-- start of Provided records --
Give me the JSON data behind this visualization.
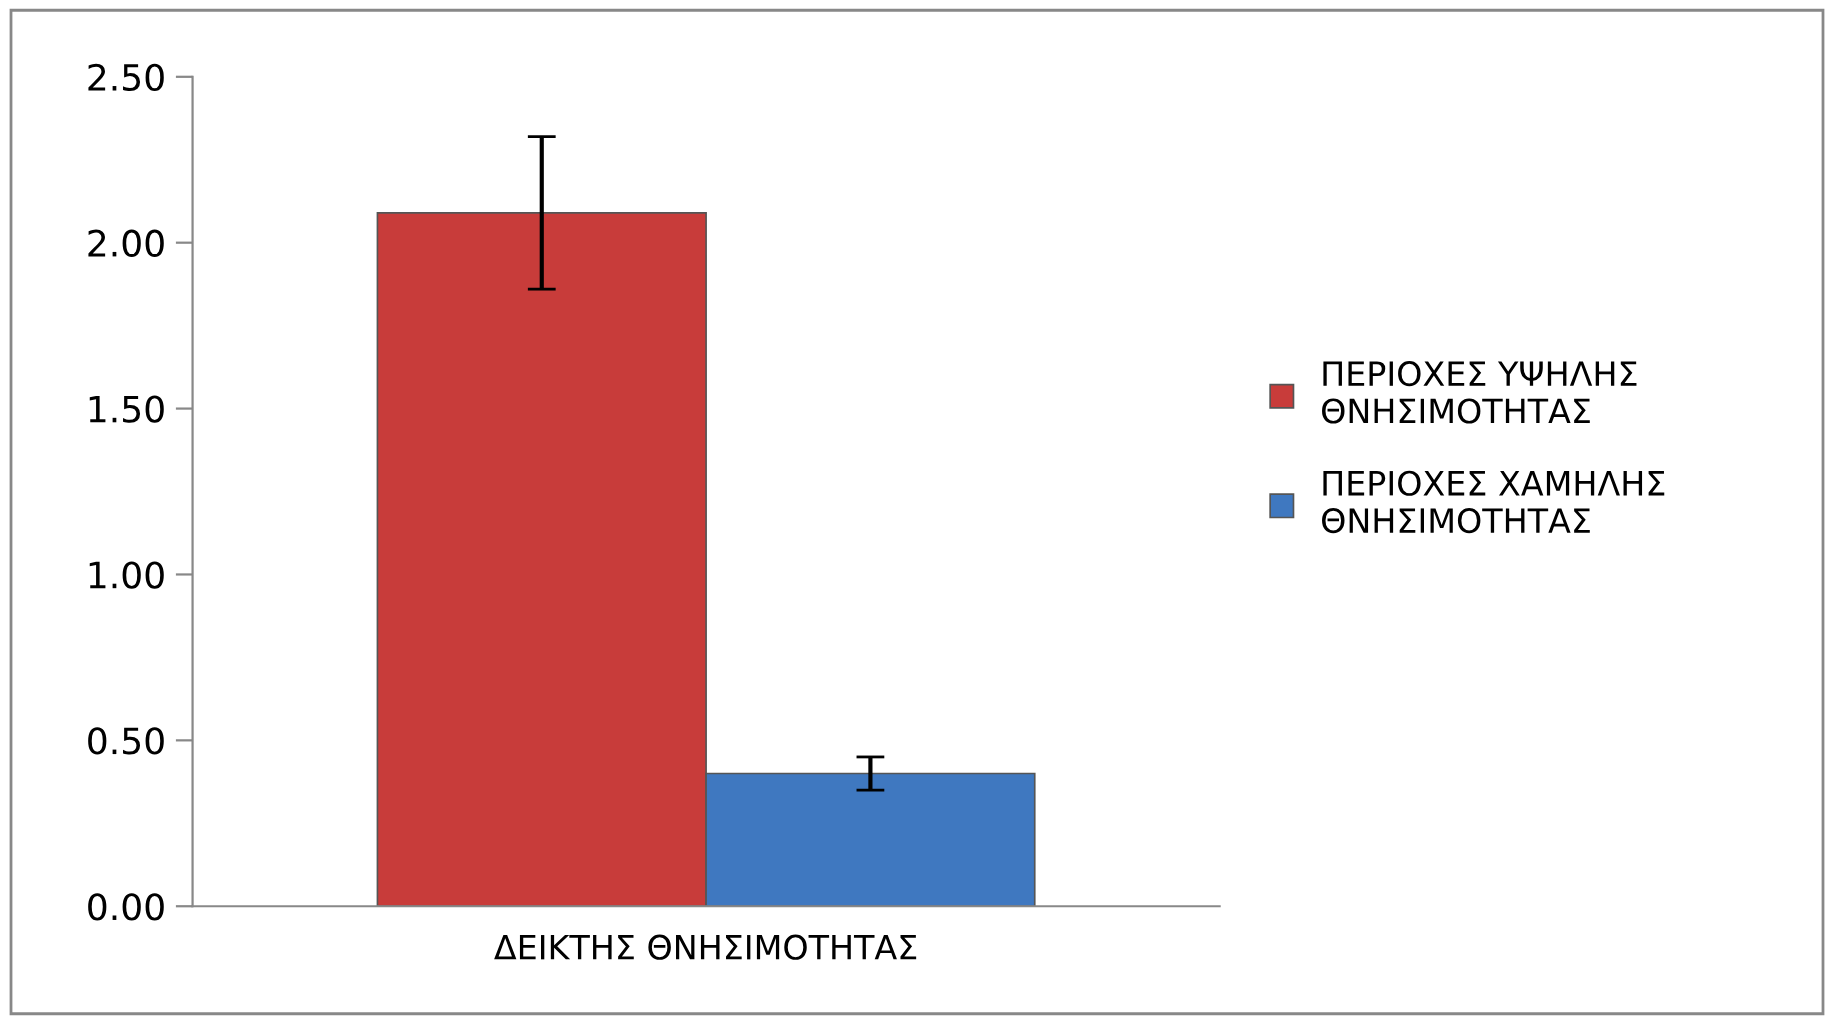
{
  "chart_data": {
    "type": "bar",
    "categories": [
      "ΔΕΙΚΤΗΣ ΘΝΗΣΙΜΟΤΗΤΑΣ"
    ],
    "series": [
      {
        "name": "ΠΕΡΙΟΧΕΣ ΥΨΗΛΗΣ ΘΝΗΣΙΜΟΤΗΤΑΣ",
        "color": "#c83c3a",
        "values": [
          2.09
        ],
        "errors": [
          [
            1.86,
            2.32
          ]
        ]
      },
      {
        "name": "ΠΕΡΙΟΧΕΣ ΧΑΜΗΛΗΣ ΘΝΗΣΙΜΟΤΗΤΑΣ",
        "color": "#3f78c0",
        "values": [
          0.4
        ],
        "errors": [
          [
            0.35,
            0.45
          ]
        ]
      }
    ],
    "ylim": [
      0,
      2.5
    ],
    "yticks": [
      {
        "value": 0,
        "label": "0.00"
      },
      {
        "value": 0.5,
        "label": "0.50"
      },
      {
        "value": 1,
        "label": "1.00"
      },
      {
        "value": 1.5,
        "label": "1.50"
      },
      {
        "value": 2,
        "label": "2.00"
      },
      {
        "value": 2.5,
        "label": "2.50"
      }
    ],
    "grid": false,
    "legend": "right"
  }
}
-- end of Provided records --
(Stated problem) From the entries, report each line that includes the word "ΘΝΗΣΙΜΟΤΗΤΑΣ".

(Full answer)
      "ΔΕΙΚΤΗΣ ΘΝΗΣΙΜΟΤΗΤΑΣ"
        "name": "ΠΕΡΙΟΧΕΣ ΥΨΗΛΗΣ ΘΝΗΣΙΜΟΤΗΤΑΣ",
        "name": "ΠΕΡΙΟΧΕΣ ΧΑΜΗΛΗΣ ΘΝΗΣΙΜΟΤΗΤΑΣ",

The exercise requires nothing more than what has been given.